▶ **What the task requires**:
Reproduce exactly the lines from the one containing "OCR this image." through the last line of the data, both ends included.

— Begin —

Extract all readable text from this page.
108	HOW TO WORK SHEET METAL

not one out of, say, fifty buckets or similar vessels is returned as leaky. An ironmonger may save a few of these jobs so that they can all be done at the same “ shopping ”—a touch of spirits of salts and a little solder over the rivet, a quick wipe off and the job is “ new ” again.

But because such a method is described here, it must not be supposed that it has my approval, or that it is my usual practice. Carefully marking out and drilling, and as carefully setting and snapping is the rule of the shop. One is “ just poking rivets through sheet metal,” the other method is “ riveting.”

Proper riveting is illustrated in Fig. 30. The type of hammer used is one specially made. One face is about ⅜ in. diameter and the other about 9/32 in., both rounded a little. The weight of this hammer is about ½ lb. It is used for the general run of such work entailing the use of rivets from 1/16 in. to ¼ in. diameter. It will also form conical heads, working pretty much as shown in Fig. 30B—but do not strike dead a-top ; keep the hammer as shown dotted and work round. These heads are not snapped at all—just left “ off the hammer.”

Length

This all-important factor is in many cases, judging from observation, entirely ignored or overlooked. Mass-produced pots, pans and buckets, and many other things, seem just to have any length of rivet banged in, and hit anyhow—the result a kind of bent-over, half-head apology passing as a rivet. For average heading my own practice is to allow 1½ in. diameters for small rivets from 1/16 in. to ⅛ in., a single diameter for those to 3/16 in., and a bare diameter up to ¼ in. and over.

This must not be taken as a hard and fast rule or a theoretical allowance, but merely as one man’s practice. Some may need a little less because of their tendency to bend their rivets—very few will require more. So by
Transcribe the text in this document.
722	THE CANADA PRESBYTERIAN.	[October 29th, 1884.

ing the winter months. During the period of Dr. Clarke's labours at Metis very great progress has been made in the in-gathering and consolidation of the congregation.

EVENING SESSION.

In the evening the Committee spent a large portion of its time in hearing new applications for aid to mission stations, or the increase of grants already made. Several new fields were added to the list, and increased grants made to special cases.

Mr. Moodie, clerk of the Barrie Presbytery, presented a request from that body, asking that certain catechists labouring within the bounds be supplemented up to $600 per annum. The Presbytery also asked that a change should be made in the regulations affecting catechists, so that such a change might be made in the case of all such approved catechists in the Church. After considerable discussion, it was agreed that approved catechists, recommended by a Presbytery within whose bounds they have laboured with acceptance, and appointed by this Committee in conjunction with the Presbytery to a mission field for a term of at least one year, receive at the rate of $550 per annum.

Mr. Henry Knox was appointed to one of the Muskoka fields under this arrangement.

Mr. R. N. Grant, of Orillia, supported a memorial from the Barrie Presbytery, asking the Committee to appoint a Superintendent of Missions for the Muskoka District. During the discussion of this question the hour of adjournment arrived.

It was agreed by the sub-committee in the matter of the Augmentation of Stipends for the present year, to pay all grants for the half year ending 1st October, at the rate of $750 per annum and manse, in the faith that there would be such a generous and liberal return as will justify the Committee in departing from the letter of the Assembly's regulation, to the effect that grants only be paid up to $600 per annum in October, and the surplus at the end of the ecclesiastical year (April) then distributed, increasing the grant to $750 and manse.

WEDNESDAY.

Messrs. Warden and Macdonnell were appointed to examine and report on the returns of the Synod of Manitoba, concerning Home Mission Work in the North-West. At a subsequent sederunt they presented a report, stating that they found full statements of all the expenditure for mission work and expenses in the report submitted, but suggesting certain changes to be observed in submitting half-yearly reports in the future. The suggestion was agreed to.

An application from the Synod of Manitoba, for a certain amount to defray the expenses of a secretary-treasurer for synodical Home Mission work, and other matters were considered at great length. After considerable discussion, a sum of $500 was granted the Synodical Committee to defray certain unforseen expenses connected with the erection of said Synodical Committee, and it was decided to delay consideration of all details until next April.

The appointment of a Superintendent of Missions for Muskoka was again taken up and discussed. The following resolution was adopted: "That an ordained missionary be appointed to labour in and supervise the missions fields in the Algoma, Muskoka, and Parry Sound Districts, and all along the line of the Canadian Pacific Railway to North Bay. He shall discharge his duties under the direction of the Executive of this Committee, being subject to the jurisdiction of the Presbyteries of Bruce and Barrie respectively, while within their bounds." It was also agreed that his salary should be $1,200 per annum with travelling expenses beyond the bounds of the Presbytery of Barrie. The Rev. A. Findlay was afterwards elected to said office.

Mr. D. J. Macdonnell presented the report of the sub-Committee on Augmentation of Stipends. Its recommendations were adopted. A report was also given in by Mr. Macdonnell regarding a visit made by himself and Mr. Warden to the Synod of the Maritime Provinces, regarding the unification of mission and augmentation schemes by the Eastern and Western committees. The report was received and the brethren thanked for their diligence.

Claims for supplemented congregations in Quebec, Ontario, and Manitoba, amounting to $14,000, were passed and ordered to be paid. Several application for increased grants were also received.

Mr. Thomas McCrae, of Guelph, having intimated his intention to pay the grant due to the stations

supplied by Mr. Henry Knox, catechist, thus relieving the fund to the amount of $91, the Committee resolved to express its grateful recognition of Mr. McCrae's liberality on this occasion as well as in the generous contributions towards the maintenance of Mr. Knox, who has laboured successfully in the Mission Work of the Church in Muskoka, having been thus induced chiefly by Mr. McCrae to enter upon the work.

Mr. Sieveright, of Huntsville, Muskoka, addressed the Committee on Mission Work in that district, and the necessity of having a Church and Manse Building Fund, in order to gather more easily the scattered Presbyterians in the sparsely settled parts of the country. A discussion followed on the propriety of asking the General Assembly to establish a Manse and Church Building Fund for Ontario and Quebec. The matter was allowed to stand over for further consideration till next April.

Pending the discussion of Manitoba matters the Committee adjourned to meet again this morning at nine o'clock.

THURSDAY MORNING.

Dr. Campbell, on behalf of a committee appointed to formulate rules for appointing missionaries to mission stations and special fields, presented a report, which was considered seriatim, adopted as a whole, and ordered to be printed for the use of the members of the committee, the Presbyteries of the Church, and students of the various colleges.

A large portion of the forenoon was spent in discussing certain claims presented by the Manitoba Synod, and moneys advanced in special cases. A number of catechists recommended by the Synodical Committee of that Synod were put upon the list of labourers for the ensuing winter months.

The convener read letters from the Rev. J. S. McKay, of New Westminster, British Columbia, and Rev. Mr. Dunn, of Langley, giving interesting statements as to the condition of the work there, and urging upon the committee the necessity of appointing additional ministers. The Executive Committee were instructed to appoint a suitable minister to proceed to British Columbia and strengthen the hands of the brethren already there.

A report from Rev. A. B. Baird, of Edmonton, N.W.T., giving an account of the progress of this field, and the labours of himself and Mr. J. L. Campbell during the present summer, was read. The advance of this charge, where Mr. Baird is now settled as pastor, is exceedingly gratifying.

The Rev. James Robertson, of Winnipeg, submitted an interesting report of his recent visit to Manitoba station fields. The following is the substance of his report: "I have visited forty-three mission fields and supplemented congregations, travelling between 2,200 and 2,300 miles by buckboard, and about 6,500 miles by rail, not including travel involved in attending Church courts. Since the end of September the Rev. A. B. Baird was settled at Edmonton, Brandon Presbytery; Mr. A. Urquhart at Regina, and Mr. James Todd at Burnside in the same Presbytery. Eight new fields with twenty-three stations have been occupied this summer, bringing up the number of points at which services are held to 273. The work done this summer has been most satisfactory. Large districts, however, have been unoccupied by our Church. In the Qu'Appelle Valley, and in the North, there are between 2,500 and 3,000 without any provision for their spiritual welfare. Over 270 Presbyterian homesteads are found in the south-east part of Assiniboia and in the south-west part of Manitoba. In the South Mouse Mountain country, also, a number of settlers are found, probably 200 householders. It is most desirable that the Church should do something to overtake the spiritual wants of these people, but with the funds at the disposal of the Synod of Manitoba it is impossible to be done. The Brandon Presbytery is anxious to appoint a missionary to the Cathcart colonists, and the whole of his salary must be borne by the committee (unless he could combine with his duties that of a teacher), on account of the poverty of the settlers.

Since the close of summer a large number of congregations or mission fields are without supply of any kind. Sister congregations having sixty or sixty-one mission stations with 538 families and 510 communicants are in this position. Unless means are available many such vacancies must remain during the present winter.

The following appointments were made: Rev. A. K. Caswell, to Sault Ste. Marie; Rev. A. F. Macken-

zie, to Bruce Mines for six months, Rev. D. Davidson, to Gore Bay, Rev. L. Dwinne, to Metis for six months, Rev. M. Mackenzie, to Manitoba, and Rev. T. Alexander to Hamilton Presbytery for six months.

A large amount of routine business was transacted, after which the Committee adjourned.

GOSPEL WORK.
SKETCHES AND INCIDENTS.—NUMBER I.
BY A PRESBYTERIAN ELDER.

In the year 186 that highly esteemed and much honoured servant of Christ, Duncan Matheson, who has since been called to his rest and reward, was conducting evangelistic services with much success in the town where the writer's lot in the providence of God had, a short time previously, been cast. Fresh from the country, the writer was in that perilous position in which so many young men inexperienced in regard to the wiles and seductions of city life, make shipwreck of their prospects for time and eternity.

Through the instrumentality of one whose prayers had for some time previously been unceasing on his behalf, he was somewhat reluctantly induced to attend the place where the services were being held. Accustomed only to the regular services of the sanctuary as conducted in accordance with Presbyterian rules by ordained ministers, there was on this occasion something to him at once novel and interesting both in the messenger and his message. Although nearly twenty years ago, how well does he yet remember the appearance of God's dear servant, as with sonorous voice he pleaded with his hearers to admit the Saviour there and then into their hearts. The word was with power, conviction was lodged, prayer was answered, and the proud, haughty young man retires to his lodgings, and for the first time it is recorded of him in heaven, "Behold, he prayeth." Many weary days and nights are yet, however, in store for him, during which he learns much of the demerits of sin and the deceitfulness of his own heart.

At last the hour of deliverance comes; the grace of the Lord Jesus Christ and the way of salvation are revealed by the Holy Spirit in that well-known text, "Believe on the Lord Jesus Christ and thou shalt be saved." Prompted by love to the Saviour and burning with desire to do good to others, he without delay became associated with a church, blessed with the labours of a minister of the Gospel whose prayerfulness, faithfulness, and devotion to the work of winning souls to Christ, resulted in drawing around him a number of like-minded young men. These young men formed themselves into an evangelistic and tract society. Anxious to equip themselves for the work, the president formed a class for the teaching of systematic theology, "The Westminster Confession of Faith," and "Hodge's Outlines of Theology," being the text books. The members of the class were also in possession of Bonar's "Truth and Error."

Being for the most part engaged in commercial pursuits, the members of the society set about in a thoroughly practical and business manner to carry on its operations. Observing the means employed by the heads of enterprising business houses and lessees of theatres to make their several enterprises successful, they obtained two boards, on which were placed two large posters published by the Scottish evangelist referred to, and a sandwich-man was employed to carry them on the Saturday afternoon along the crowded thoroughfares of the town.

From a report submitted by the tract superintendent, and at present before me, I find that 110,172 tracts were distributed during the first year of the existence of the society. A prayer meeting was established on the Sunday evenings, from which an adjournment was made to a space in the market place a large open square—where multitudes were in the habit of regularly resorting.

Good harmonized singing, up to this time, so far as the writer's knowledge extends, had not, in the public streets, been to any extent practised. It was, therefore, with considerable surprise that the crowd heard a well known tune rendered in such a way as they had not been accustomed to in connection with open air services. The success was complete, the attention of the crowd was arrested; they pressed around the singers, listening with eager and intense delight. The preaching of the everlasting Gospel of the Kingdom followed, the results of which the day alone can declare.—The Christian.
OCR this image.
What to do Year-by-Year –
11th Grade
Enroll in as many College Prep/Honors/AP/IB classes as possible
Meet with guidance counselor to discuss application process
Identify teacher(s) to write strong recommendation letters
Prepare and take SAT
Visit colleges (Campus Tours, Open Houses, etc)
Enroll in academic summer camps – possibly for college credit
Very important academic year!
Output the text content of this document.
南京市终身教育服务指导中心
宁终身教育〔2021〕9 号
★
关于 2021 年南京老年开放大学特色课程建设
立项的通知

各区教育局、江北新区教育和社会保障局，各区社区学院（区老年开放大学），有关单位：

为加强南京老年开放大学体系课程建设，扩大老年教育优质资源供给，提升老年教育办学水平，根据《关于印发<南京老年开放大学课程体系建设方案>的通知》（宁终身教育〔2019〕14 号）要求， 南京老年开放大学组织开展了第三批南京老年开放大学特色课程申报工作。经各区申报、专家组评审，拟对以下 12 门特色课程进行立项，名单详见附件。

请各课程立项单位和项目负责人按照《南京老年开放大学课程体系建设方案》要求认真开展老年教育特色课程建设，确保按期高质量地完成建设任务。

— End —

▶ **Response to this task**:
OCR this image.
What to do Year-by-Year –
11th Grade
Enroll in as many College Prep/Honors/AP/IB classes as possible
Meet with guidance counselor to discuss application process
Identify teacher(s) to write strong recommendation letters
Prepare and take SAT
Visit colleges (Campus Tours, Open Houses, etc)
Enroll in academic summer camps – possibly for college credit
Very important academic year!
Output the text content of this document.
南京市终身教育服务指导中心
宁终身教育〔2021〕9 号
★
关于 2021 年南京老年开放大学特色课程建设
立项的通知

各区教育局、江北新区教育和社会保障局，各区社区学院（区老年开放大学），有关单位：

为加强南京老年开放大学体系课程建设，扩大老年教育优质资源供给，提升老年教育办学水平，根据《关于印发<南京老年开放大学课程体系建设方案>的通知》（宁终身教育〔2019〕14 号）要求， 南京老年开放大学组织开展了第三批南京老年开放大学特色课程申报工作。经各区申报、专家组评审，拟对以下 12 门特色课程进行立项，名单详见附件。

请各课程立项单位和项目负责人按照《南京老年开放大学课程体系建设方案》要求认真开展老年教育特色课程建设，确保按期高质量地完成建设任务。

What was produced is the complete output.